» TASK DIRECTIONS
Transcribe the full listing below exactly.
────────────────────────────────────────
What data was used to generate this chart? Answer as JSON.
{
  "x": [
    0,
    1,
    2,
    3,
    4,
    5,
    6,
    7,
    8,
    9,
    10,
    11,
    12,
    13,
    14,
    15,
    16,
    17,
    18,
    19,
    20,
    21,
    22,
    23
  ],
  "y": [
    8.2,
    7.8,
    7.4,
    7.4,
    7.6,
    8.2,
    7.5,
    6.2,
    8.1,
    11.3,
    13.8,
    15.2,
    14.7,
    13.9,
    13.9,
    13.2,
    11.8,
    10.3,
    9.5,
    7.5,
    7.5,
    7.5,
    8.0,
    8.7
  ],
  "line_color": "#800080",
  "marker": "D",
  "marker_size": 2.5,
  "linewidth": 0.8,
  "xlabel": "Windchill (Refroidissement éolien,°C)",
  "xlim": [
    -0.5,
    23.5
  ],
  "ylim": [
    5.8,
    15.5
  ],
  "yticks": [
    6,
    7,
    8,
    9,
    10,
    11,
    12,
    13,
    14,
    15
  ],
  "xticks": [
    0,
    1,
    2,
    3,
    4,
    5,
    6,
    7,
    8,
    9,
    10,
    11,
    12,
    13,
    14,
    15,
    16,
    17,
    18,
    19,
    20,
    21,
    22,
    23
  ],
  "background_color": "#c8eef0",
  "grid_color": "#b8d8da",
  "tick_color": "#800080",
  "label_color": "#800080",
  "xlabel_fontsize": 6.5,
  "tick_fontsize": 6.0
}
────────────────────────────────────────
» FINISHED ANSWER
What data was used to generate this chart? Answer as JSON.
{
  "x": [
    0,
    1,
    2,
    3,
    4,
    5,
    6,
    7,
    8,
    9,
    10,
    11,
    12,
    13,
    14,
    15,
    16,
    17,
    18,
    19,
    20,
    21,
    22,
    23
  ],
  "y": [
    8.2,
    7.8,
    7.4,
    7.4,
    7.6,
    8.2,
    7.5,
    6.2,
    8.1,
    11.3,
    13.8,
    15.2,
    14.7,
    13.9,
    13.9,
    13.2,
    11.8,
    10.3,
    9.5,
    7.5,
    7.5,
    7.5,
    8.0,
    8.7
  ],
  "line_color": "#800080",
  "marker": "D",
  "marker_size": 2.5,
  "linewidth": 0.8,
  "xlabel": "Windchill (Refroidissement éolien,°C)",
  "xlim": [
    -0.5,
    23.5
  ],
  "ylim": [
    5.8,
    15.5
  ],
  "yticks": [
    6,
    7,
    8,
    9,
    10,
    11,
    12,
    13,
    14,
    15
  ],
  "xticks": [
    0,
    1,
    2,
    3,
    4,
    5,
    6,
    7,
    8,
    9,
    10,
    11,
    12,
    13,
    14,
    15,
    16,
    17,
    18,
    19,
    20,
    21,
    22,
    23
  ],
  "background_color": "#c8eef0",
  "grid_color": "#b8d8da",
  "tick_color": "#800080",
  "label_color": "#800080",
  "xlabel_fontsize": 6.5,
  "tick_fontsize": 6.0
}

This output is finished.